### PROVIDED ENTRIES
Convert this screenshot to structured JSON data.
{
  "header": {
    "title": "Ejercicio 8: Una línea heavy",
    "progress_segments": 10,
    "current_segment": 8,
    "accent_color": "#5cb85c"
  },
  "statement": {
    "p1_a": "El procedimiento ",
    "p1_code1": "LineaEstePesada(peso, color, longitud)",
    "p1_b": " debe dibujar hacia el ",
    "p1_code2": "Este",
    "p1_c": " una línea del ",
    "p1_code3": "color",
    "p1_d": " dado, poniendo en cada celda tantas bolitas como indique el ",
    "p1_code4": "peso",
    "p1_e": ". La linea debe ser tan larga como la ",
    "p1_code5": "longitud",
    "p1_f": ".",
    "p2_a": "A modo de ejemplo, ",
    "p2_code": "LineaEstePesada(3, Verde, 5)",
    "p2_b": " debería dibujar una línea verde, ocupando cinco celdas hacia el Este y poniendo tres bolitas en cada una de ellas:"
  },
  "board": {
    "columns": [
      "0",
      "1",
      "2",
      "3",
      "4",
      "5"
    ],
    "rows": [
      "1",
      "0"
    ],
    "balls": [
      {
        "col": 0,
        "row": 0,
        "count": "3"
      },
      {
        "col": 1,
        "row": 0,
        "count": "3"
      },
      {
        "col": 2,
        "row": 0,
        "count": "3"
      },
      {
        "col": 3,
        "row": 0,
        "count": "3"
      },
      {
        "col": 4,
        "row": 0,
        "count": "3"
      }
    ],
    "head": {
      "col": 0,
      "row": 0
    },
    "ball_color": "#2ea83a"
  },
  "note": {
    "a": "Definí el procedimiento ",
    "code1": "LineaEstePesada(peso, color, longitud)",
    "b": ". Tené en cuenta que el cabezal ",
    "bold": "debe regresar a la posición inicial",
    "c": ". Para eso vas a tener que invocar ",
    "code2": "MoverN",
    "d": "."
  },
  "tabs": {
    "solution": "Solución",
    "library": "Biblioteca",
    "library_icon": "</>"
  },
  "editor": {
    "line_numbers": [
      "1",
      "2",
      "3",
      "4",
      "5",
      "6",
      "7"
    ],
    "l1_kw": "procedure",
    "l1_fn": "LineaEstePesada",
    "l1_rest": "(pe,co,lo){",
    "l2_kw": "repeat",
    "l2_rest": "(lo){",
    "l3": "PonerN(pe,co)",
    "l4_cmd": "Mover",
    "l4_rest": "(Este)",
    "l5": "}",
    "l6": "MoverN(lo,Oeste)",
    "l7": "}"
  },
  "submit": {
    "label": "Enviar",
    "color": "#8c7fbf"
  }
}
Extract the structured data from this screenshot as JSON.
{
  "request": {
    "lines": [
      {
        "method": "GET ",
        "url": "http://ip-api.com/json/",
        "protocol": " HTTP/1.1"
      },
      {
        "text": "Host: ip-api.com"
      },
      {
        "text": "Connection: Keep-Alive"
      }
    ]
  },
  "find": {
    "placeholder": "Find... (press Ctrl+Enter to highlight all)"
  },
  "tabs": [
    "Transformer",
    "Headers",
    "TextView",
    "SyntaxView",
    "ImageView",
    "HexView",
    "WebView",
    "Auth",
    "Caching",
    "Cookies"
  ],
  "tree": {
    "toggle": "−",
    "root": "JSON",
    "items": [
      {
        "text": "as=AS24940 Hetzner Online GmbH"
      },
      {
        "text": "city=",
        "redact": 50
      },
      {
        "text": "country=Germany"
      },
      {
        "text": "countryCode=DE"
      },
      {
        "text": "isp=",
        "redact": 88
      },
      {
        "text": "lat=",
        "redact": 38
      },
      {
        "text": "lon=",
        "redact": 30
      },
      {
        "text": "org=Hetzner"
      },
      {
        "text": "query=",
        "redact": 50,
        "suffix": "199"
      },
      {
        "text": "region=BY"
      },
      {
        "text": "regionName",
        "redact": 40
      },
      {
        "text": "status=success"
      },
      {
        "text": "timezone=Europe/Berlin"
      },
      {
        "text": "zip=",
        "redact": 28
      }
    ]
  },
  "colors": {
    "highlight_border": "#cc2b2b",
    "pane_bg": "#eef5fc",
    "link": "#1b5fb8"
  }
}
######
## TASK TO CARRY OUT
Pick each line holding the word "longitud" out of the data and copy it.

## COMPLETED TASK
    "p1_code1": "LineaEstePesada(peso, color, longitud)",
    "p1_code5": "longitud",
    "code1": "LineaEstePesada(peso, color, longitud)",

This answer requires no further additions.